* **TO DO**
In the records that follow, locate every line with "nuevos" and extract it.

start DATASET EXTRACT

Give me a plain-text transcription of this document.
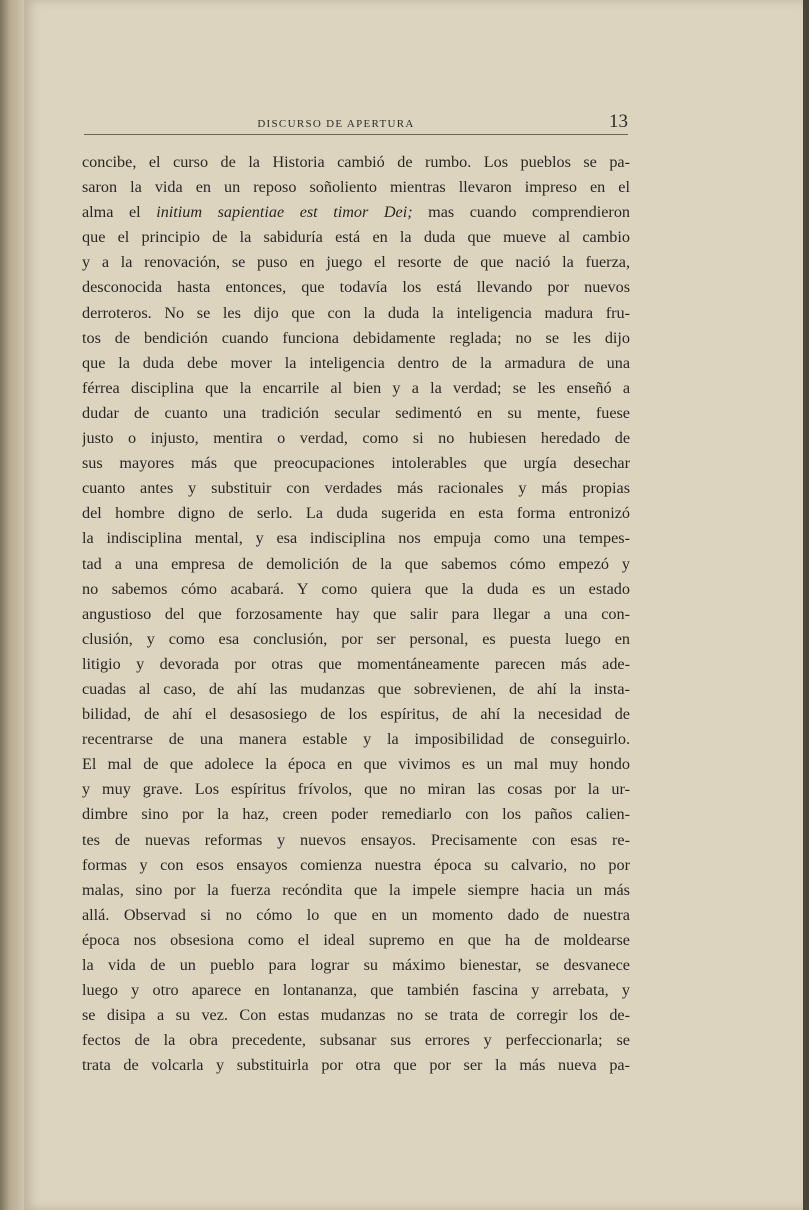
DISCURSO DE APERTURA	13
concibe, el curso de la Historia cambió de rumbo. Los pueblos se pa-
saron la vida en un reposo soñoliento mientras llevaron impreso en el
alma el initium sapientiae est timor Dei; mas cuando comprendieron
que el principio de la sabiduría está en la duda que mueve al cambio
y a la renovación, se puso en juego el resorte de que nació la fuerza,
desconocida hasta entonces, que todavía los está llevando por nuevos
derroteros. No se les dijo que con la duda la inteligencia madura fru-
tos de bendición cuando funciona debidamente reglada; no se les dijo
que la duda debe mover la inteligencia dentro de la armadura de una
férrea disciplina que la encarrile al bien y a la verdad; se les enseñó a
dudar de cuanto una tradición secular sedimentó en su mente, fuese
justo o injusto, mentira o verdad, como si no hubiesen heredado de
sus mayores más que preocupaciones intolerables que urgía desechar
cuanto antes y substituir con verdades más racionales y más propias
del hombre digno de serlo. La duda sugerida en esta forma entronizó
la indisciplina mental, y esa indisciplina nos empuja como una tempes-
tad a una empresa de demolición de la que sabemos cómo empezó y
no sabemos cómo acabará. Y como quiera que la duda es un estado
angustioso del que forzosamente hay que salir para llegar a una con-
clusión, y como esa conclusión, por ser personal, es puesta luego en
litigio y devorada por otras que momentáneamente parecen más ade-
cuadas al caso, de ahí las mudanzas que sobrevienen, de ahí la insta-
bilidad, de ahí el desasosiego de los espíritus, de ahí la necesidad de
recentrarse de una manera estable y la imposibilidad de conseguirlo.
El mal de que adolece la época en que vivimos es un mal muy hondo
y muy grave. Los espíritus frívolos, que no miran las cosas por la ur-
dimbre sino por la haz, creen poder remediarlo con los paños calien-
tes de nuevas reformas y nuevos ensayos. Precisamente con esas re-
formas y con esos ensayos comienza nuestra época su calvario, no por
malas, sino por la fuerza recóndita que la impele siempre hacia un más
allá. Observad si no cómo lo que en un momento dado de nuestra
época nos obsesiona como el ideal supremo en que ha de moldearse
la vida de un pueblo para lograr su máximo bienestar, se desvanece
luego y otro aparece en lontananza, que también fascina y arrebata, y
se disipa a su vez. Con estas mudanzas no se trata de corregir los de-
fectos de la obra precedente, subsanar sus errores y perfeccionarla; se
trata de volcarla y substituirla por otra que por ser la más nueva pa-
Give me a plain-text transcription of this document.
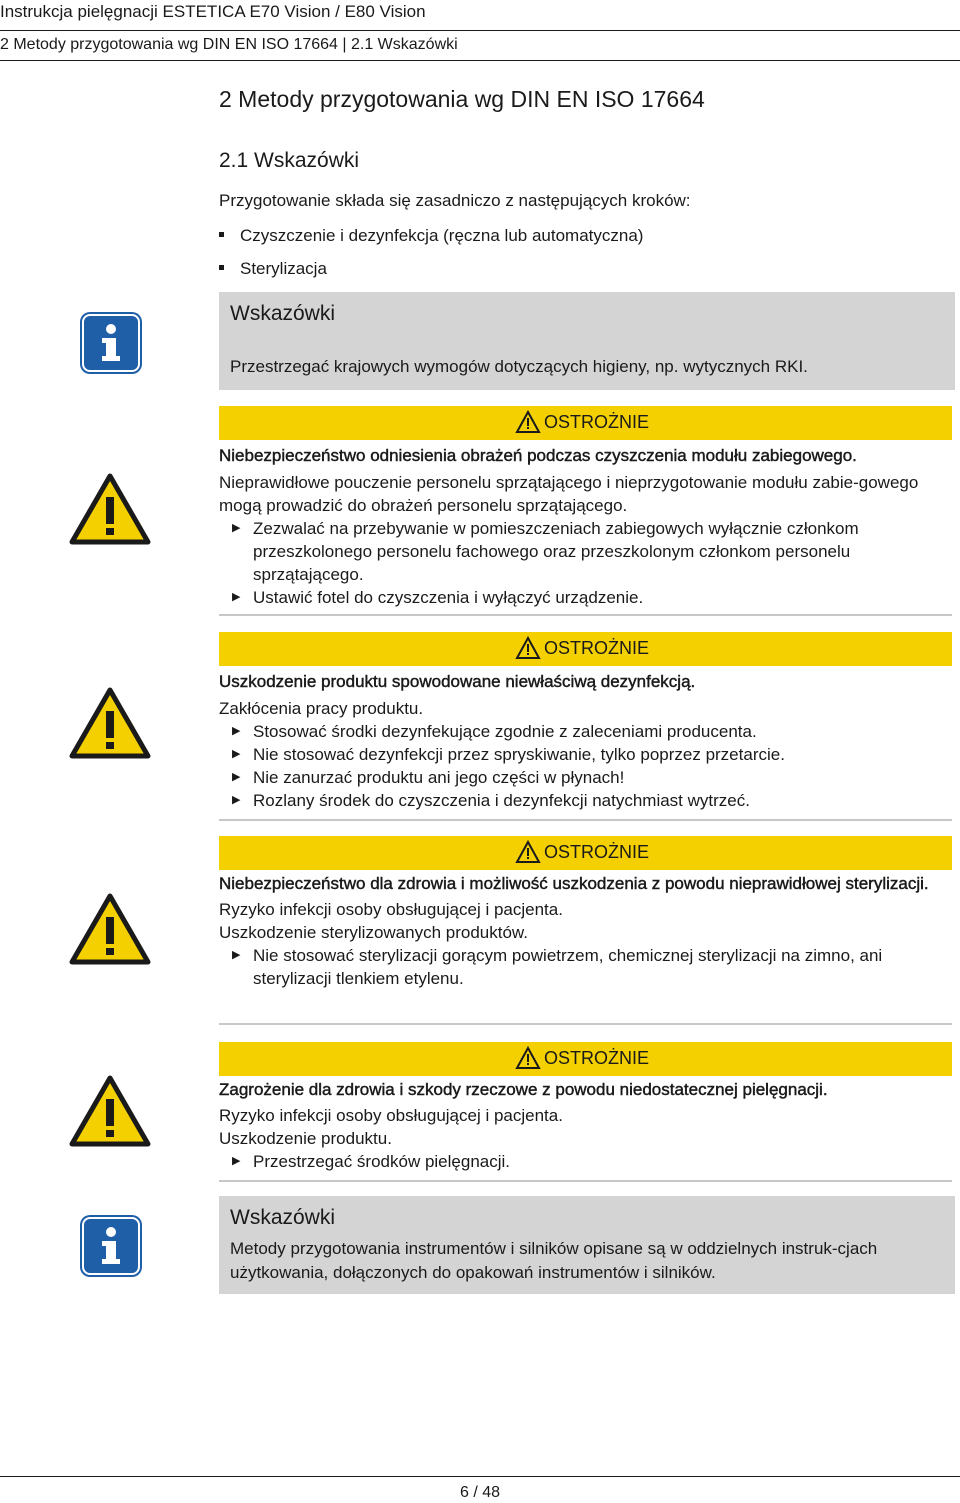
Instrukcja pielęgnacji ESTETICA E70 Vision / E80 Vision
2 Metody przygotowania wg DIN EN ISO 17664 | 2.1 Wskazówki
2 Metody przygotowania wg DIN EN ISO 17664
2.1 Wskazówki
Przygotowanie składa się zasadniczo z następujących kroków:
Czyszczenie i dezynfekcja (ręczna lub automatyczna)
Sterylizacja
Wskazówki
Przestrzegać krajowych wymogów dotyczących higieny, np. wytycznych RKI.
OSTROŻNIE
Niebezpieczeństwo odniesienia obrażeń podczas czyszczenia modułu zabiegowego.
Nieprawidłowe pouczenie personelu sprzątającego i nieprzygotowanie modułu zabie-gowego mogą prowadzić do obrażeń personelu sprzątającego.
▶ Zezwalać na przebywanie w pomieszczeniach zabiegowych wyłącznie członkom przeszkolonego personelu fachowego oraz przeszkolonym członkom personelu sprzątającego.
▶ Ustawić fotel do czyszczenia i wyłączyć urządzenie.
OSTROŻNIE
Uszkodzenie produktu spowodowane niewłaściwą dezynfekcją.
Zakłócenia pracy produktu.
▶ Stosować środki dezynfekujące zgodnie z zaleceniami producenta.
▶ Nie stosować dezynfekcji przez spryskiwanie, tylko poprzez przetarcie.
▶ Nie zanurzać produktu ani jego części w płynach!
▶ Rozlany środek do czyszczenia i dezynfekcji natychmiast wytrzeć.
OSTROŻNIE
Niebezpieczeństwo dla zdrowia i możliwość uszkodzenia z powodu nieprawidłowej sterylizacji.
Ryzyko infekcji osoby obsługującej i pacjenta.
Uszkodzenie sterylizowanych produktów.
▶ Nie stosować sterylizacji gorącym powietrzem, chemicznej sterylizacji na zimno, ani sterylizacji tlenkiem etylenu.
OSTROŻNIE
Zagrożenie dla zdrowia i szkody rzeczowe z powodu niedostatecznej pielęgnacji.
Ryzyko infekcji osoby obsługującej i pacjenta.
Uszkodzenie produktu.
▶ Przestrzegać środków pielęgnacji.
Wskazówki
Metody przygotowania instrumentów i silników opisane są w oddzielnych instruk-cjach użytkowania, dołączonych do opakowań instrumentów i silników.
6 / 48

end DATASET EXTRACT

* **RIGHT ANSWER**
desconocida hasta entonces, que todavía los está llevando por nuevos
tes de nuevas reformas y nuevos ensayos. Precisamente con esas re-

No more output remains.